[Chart and figure data]
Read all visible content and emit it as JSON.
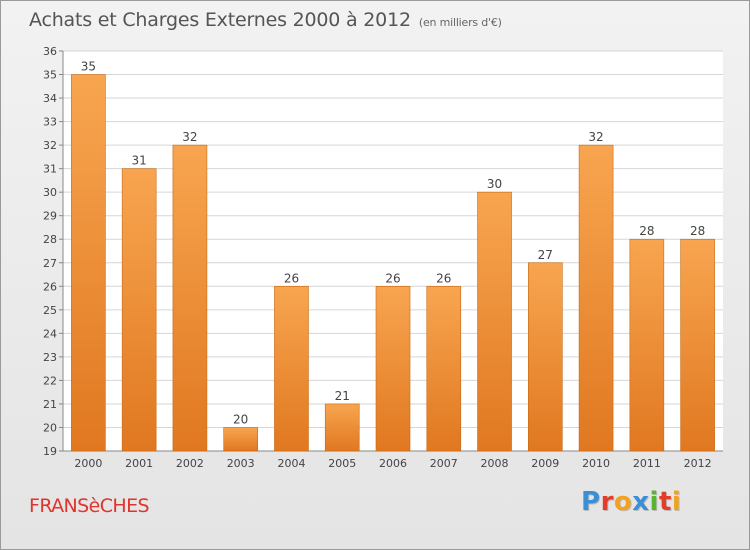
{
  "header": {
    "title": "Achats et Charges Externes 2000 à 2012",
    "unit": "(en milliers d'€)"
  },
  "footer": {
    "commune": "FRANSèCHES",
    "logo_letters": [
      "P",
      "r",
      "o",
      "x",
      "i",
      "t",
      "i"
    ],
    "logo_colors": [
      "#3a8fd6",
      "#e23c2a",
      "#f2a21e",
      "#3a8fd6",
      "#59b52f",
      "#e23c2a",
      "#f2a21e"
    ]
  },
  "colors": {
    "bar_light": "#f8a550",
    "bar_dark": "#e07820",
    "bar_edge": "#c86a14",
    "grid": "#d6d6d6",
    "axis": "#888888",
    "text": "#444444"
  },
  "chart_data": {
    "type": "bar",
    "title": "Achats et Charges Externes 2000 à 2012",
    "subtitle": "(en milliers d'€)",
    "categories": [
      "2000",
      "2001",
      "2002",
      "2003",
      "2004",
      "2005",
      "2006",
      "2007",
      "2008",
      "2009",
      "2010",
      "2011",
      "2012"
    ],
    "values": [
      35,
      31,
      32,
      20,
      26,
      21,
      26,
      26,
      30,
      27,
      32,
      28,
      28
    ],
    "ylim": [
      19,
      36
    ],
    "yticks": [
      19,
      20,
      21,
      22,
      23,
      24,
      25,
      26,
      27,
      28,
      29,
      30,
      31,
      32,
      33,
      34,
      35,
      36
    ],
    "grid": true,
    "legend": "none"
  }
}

...

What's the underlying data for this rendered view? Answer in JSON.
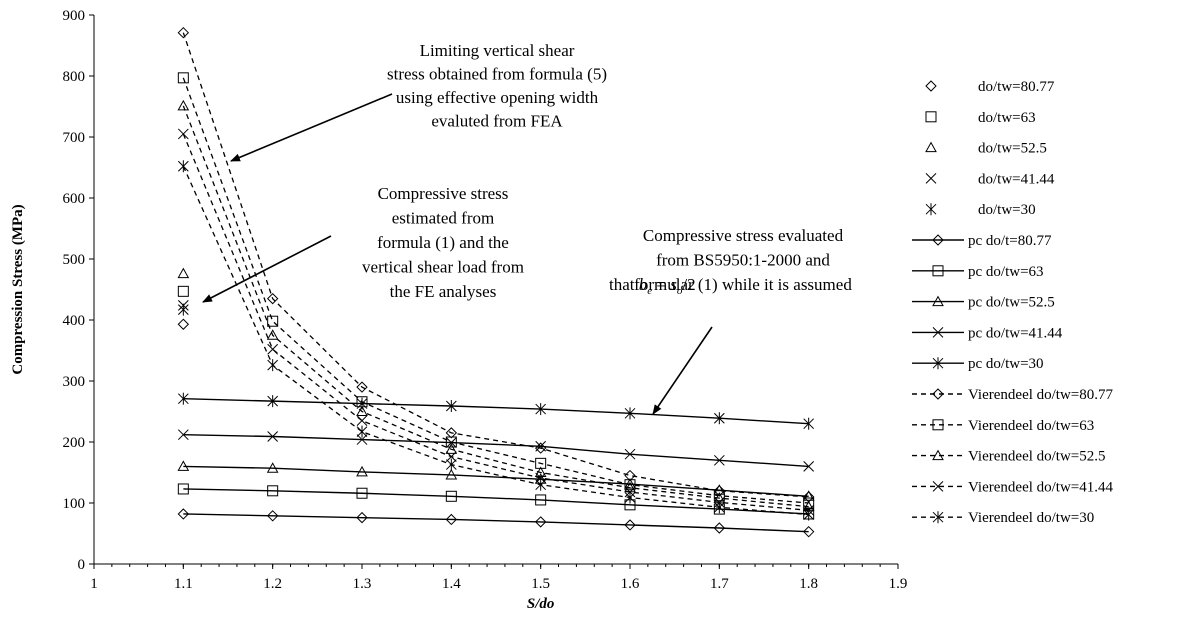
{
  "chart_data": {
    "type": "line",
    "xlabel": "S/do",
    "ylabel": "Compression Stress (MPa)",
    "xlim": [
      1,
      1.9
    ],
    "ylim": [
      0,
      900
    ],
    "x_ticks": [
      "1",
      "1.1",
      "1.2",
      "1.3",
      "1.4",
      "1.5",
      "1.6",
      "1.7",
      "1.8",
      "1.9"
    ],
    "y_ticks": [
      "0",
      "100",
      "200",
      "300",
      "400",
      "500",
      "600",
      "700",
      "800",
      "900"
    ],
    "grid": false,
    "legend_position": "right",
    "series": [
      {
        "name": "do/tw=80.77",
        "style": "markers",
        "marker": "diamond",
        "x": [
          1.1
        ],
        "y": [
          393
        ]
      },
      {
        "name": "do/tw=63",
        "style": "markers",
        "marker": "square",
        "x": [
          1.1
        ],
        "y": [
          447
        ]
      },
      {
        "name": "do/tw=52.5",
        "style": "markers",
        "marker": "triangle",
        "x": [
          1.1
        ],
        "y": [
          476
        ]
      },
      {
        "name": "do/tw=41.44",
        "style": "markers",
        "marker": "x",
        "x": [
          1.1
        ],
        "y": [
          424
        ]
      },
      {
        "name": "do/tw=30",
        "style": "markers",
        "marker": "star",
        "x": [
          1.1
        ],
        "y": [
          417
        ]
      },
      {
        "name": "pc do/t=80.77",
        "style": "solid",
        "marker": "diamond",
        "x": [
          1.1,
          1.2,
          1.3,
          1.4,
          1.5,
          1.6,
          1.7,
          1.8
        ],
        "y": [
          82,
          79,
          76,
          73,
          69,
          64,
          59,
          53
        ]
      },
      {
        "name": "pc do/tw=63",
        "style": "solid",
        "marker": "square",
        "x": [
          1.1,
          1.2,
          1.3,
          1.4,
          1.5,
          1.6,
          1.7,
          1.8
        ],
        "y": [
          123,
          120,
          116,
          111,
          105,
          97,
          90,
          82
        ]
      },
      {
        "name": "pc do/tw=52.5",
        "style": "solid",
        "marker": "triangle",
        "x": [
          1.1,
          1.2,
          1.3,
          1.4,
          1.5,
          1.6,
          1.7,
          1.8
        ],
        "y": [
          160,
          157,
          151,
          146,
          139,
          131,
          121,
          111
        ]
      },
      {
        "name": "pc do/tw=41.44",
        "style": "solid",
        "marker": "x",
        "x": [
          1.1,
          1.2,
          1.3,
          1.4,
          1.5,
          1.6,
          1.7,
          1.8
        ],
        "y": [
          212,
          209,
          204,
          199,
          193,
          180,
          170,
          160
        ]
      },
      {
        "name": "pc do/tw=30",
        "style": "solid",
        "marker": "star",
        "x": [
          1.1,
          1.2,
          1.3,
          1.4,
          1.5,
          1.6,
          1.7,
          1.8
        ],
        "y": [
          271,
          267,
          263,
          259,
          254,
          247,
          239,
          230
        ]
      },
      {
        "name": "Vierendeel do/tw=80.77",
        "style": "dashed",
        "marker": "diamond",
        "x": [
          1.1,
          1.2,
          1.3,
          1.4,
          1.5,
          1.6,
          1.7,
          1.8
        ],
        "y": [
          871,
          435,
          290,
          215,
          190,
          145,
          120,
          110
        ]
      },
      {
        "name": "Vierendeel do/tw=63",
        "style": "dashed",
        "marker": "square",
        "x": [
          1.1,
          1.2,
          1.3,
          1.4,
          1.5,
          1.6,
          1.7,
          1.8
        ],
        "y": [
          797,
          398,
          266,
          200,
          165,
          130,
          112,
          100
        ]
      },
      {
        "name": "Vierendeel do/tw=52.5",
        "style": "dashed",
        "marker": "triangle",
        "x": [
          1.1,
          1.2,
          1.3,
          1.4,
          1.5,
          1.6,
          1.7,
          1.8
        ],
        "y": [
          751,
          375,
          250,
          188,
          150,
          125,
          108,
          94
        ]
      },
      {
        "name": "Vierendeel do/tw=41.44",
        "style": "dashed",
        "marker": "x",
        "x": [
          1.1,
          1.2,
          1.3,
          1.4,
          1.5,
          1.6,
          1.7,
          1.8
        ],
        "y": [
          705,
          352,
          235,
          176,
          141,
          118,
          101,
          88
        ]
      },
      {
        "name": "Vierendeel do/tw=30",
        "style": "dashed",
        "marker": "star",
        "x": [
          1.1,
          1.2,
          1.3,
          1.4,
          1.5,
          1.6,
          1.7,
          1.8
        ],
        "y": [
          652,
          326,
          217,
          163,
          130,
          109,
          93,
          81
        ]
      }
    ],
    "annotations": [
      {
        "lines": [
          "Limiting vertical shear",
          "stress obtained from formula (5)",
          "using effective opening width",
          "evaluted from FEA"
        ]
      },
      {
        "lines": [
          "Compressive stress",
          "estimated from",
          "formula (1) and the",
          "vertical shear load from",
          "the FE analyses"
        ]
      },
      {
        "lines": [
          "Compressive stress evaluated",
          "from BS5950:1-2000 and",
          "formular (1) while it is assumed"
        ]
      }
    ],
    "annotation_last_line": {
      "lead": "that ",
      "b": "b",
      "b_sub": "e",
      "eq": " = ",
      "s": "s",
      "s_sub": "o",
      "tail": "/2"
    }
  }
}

### EXERCISE
Pull out every line of the records that includes the string "from".

### SOLUTION TO THIS EXERCISE
          "stress obtained from formula (5)",
          "evaluted from FEA"
          "estimated from",
          "vertical shear load from",
          "from BS5950:1-2000 and",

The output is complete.